Start

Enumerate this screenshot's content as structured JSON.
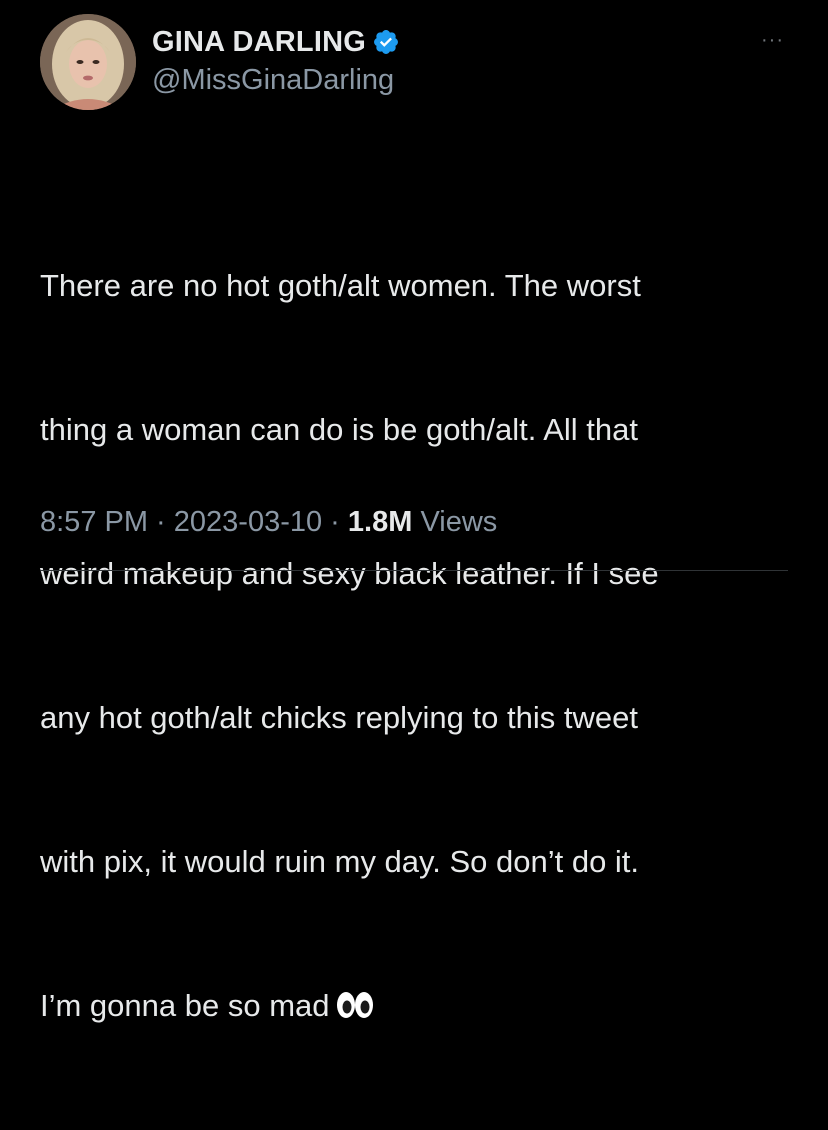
{
  "author": {
    "display_name": "GINA DARLING",
    "handle": "@MissGinaDarling",
    "verified": true,
    "avatar_icon": "profile-photo-icon"
  },
  "tweet": {
    "lines": [
      "There are no hot goth/alt women. The worst",
      "thing a woman can do is be goth/alt. All that",
      "weird makeup and sexy black leather.  If I see",
      "any hot goth/alt chicks replying to this tweet",
      "with pix, it would ruin my day. So don’t do it.",
      "I’m gonna be so mad"
    ],
    "trailing_emoji": "eyes-emoji"
  },
  "meta": {
    "time": "8:57 PM",
    "separator": " · ",
    "date": "2023-03-10",
    "views_count": "1.8M",
    "views_label": "Views"
  },
  "menu": {
    "more_label": "···"
  },
  "colors": {
    "background": "#000000",
    "primary_text": "#e7e9ea",
    "secondary_text": "#8b98a5",
    "verified_badge": "#1d9bf0"
  }
}
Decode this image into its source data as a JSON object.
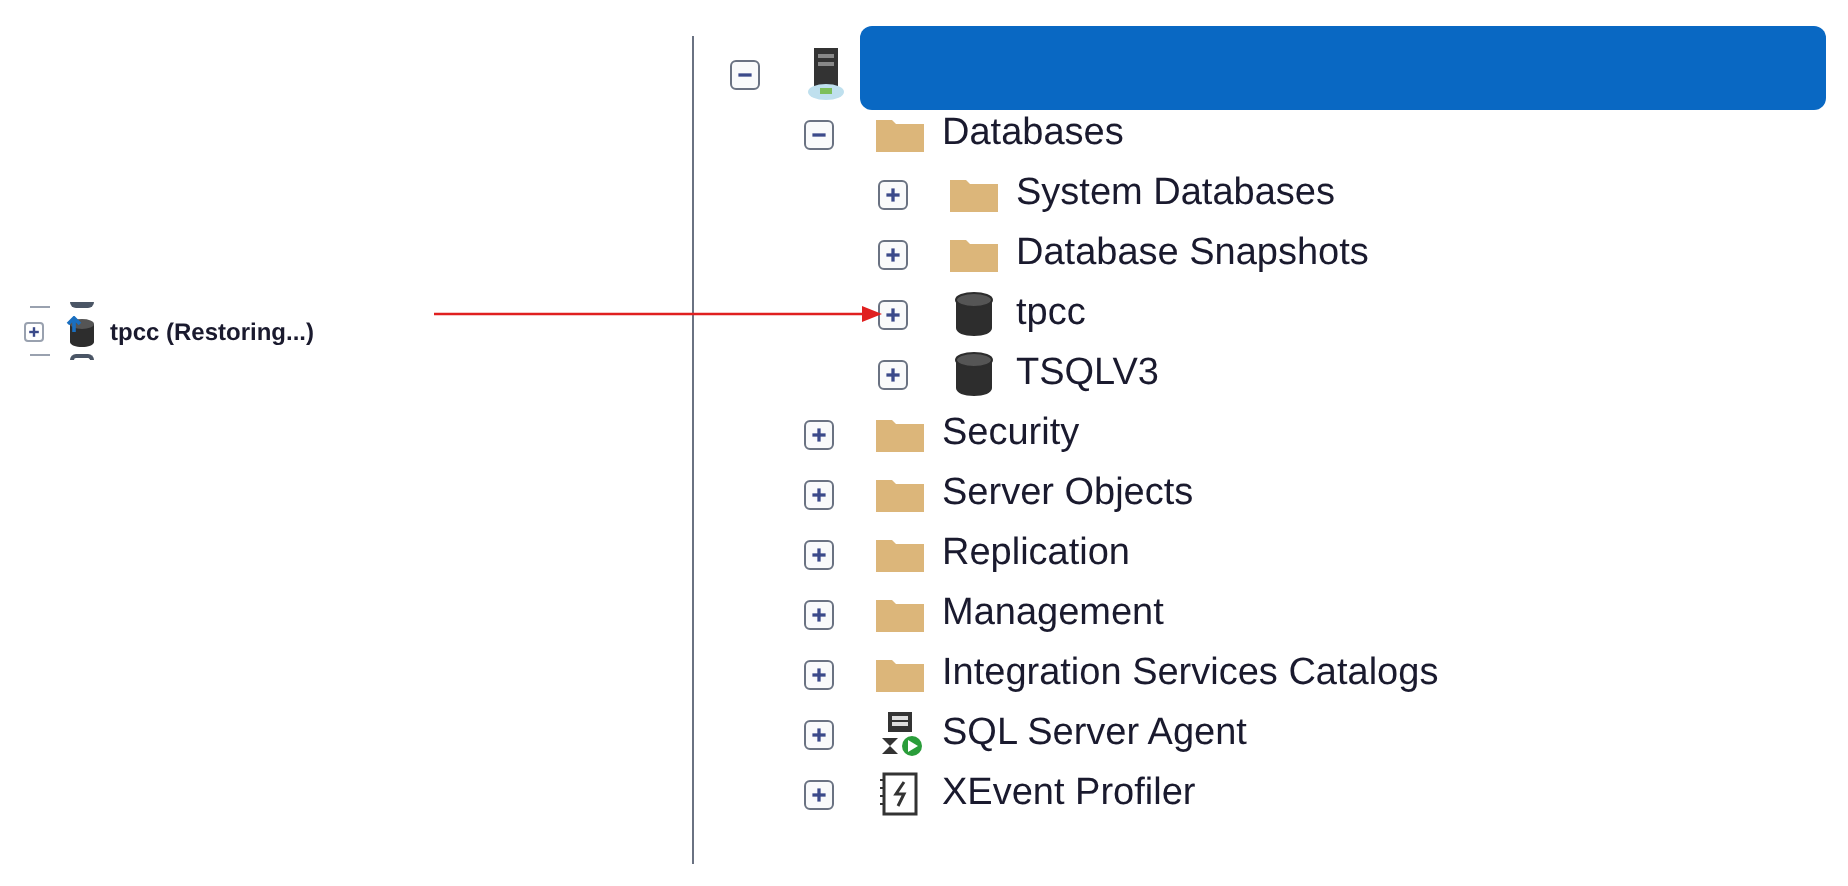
{
  "left_panel": {
    "items": [
      {
        "kind": "database_restoring",
        "label": "tpcc (Restoring...)",
        "expanded": false
      }
    ]
  },
  "object_explorer": {
    "tree": [
      {
        "kind": "server",
        "name_hidden": true,
        "expanded": true,
        "children": [
          {
            "kind": "folder",
            "label": "Databases",
            "expanded": true,
            "children": [
              {
                "kind": "folder",
                "label": "System Databases",
                "expanded": false
              },
              {
                "kind": "folder",
                "label": "Database Snapshots",
                "expanded": false
              },
              {
                "kind": "database",
                "label": "tpcc",
                "expanded": false
              },
              {
                "kind": "database",
                "label": "TSQLV3",
                "expanded": false
              }
            ]
          },
          {
            "kind": "folder",
            "label": "Security",
            "expanded": false
          },
          {
            "kind": "folder",
            "label": "Server Objects",
            "expanded": false
          },
          {
            "kind": "folder",
            "label": "Replication",
            "expanded": false
          },
          {
            "kind": "folder",
            "label": "Management",
            "expanded": false
          },
          {
            "kind": "folder",
            "label": "Integration Services Catalogs",
            "expanded": false
          },
          {
            "kind": "agent",
            "label": "SQL Server Agent",
            "expanded": false
          },
          {
            "kind": "xevent",
            "label": "XEvent Profiler",
            "expanded": false
          }
        ]
      }
    ]
  }
}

End

Repeat the material above word for word and skip every image in it.

Enumerate this screenshot's content as structured JSON.
{
  "author": {
    "display_name": "GINA DARLING",
    "handle": "@MissGinaDarling",
    "verified": true,
    "avatar_icon": "profile-photo-icon"
  },
  "tweet": {
    "lines": [
      "There are no hot goth/alt women. The worst",
      "thing a woman can do is be goth/alt. All that",
      "weird makeup and sexy black leather.  If I see",
      "any hot goth/alt chicks replying to this tweet",
      "with pix, it would ruin my day. So don’t do it.",
      "I’m gonna be so mad"
    ],
    "trailing_emoji": "eyes-emoji"
  },
  "meta": {
    "time": "8:57 PM",
    "separator": " · ",
    "date": "2023-03-10",
    "views_count": "1.8M",
    "views_label": "Views"
  },
  "menu": {
    "more_label": "···"
  },
  "colors": {
    "background": "#000000",
    "primary_text": "#e7e9ea",
    "secondary_text": "#8b98a5",
    "verified_badge": "#1d9bf0"
  }
}
Decode this image into its source data as a JSON object.
{
  "left_panel": {
    "items": [
      {
        "kind": "database_restoring",
        "label": "tpcc (Restoring...)",
        "expanded": false
      }
    ]
  },
  "object_explorer": {
    "tree": [
      {
        "kind": "server",
        "name_hidden": true,
        "expanded": true,
        "children": [
          {
            "kind": "folder",
            "label": "Databases",
            "expanded": true,
            "children": [
              {
                "kind": "folder",
                "label": "System Databases",
                "expanded": false
              },
              {
                "kind": "folder",
                "label": "Database Snapshots",
                "expanded": false
              },
              {
                "kind": "database",
                "label": "tpcc",
                "expanded": false
              },
              {
                "kind": "database",
                "label": "TSQLV3",
                "expanded": false
              }
            ]
          },
          {
            "kind": "folder",
            "label": "Security",
            "expanded": false
          },
          {
            "kind": "folder",
            "label": "Server Objects",
            "expanded": false
          },
          {
            "kind": "folder",
            "label": "Replication",
            "expanded": false
          },
          {
            "kind": "folder",
            "label": "Management",
            "expanded": false
          },
          {
            "kind": "folder",
            "label": "Integration Services Catalogs",
            "expanded": false
          },
          {
            "kind": "agent",
            "label": "SQL Server Agent",
            "expanded": false
          },
          {
            "kind": "xevent",
            "label": "XEvent Profiler",
            "expanded": false
          }
        ]
      }
    ]
  }
}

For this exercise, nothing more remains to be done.